▸ **GIVEN REQUEST**:
Go through the records below line by line. Count the lines with "content" and give the count alone.

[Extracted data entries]
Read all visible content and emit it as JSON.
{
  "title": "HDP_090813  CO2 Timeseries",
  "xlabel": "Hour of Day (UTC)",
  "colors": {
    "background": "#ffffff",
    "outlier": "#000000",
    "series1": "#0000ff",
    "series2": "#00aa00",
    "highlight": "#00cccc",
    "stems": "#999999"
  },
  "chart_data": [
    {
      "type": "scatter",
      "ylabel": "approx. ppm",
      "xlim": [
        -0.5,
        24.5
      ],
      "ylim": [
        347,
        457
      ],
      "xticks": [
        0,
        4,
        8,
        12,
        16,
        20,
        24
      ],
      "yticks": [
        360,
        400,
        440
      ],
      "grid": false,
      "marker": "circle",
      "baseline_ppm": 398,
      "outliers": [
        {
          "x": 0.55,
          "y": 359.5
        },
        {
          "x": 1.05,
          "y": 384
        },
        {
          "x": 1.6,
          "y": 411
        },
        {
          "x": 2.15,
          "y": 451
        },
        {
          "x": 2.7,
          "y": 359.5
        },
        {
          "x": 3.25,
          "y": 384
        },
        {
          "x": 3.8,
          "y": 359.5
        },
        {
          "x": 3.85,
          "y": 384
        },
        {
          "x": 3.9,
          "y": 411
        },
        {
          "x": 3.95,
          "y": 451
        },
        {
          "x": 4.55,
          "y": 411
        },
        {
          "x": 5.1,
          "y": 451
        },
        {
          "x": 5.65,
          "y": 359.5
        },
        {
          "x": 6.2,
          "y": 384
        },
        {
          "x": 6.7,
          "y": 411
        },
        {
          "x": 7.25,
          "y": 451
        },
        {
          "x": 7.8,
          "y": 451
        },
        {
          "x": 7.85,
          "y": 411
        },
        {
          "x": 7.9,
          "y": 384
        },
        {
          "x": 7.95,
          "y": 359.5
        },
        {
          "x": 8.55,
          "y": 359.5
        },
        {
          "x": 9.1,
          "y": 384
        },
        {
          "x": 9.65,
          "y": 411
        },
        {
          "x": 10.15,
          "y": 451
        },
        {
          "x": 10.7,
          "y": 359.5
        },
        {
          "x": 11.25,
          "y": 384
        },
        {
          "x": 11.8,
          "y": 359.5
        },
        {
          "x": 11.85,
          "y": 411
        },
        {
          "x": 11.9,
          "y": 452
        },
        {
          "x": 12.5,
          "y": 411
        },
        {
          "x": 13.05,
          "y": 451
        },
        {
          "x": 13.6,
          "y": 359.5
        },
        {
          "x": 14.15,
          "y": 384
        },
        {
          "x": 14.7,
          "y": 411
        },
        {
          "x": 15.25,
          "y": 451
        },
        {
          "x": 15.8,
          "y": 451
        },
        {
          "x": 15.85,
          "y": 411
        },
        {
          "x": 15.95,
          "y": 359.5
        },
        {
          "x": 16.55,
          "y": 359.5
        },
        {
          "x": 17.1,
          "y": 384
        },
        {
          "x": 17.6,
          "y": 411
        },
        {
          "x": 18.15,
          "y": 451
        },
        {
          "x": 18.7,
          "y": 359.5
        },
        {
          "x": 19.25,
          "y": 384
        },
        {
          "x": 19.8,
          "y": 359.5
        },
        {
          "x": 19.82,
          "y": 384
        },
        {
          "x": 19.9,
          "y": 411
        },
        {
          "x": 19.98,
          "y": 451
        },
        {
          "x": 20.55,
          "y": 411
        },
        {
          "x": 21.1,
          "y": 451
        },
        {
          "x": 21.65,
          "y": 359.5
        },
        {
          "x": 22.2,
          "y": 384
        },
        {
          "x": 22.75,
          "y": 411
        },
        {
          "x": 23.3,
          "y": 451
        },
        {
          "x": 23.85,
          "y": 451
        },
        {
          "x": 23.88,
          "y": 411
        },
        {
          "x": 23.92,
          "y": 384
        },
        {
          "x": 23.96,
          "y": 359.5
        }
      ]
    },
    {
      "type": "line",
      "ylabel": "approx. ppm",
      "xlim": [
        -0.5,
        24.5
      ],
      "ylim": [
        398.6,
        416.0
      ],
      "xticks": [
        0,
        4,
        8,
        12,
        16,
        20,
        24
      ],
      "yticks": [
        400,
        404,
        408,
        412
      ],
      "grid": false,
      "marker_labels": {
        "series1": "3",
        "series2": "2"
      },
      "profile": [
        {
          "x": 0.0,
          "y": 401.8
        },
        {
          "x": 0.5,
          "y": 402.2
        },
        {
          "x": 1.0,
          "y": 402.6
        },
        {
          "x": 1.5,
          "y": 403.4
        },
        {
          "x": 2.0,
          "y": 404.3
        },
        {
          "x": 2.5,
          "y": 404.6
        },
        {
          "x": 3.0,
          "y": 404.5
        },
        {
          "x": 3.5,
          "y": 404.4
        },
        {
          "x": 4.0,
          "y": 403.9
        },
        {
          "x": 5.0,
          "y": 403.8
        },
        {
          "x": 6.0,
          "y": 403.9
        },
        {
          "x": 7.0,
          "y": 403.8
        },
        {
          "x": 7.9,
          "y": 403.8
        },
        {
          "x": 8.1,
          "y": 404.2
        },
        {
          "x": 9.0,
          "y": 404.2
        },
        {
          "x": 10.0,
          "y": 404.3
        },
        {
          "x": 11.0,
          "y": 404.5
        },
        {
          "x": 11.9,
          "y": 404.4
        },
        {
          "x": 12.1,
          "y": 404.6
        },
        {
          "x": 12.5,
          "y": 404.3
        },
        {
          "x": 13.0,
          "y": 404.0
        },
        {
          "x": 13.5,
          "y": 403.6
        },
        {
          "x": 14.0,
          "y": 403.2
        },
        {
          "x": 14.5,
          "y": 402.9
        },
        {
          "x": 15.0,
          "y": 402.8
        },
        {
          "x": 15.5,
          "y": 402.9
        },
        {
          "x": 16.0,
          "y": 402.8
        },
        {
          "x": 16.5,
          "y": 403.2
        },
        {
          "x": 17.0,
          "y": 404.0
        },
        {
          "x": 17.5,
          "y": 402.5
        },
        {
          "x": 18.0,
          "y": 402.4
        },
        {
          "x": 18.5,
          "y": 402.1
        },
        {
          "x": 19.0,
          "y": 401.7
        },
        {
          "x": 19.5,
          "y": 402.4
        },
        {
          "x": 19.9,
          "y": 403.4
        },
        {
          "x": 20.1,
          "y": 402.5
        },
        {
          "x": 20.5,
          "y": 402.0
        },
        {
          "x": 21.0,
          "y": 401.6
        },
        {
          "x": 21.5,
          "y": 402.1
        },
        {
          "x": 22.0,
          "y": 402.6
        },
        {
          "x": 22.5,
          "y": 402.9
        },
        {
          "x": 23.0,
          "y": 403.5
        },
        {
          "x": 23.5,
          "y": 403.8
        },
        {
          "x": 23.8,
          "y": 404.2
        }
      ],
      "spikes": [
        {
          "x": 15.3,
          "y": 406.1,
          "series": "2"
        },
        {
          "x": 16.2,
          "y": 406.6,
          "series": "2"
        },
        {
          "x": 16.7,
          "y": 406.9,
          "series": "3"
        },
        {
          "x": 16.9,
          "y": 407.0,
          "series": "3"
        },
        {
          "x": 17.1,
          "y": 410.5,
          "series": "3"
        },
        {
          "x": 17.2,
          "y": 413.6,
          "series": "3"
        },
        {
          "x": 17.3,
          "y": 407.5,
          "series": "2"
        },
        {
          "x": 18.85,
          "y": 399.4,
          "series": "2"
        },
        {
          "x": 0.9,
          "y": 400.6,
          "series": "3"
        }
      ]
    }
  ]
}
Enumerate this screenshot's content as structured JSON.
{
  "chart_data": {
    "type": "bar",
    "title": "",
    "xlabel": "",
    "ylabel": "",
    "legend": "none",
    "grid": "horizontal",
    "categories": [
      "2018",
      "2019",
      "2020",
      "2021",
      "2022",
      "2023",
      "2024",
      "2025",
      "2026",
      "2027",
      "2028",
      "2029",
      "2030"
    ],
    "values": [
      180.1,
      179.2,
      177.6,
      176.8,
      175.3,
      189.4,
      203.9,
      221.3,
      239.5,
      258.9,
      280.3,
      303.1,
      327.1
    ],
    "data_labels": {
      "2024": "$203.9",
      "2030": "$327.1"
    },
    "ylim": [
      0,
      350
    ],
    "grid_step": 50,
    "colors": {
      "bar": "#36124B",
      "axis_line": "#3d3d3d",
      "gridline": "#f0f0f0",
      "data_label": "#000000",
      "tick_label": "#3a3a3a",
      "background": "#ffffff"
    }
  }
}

▸ **CORRECT RESULT**:
2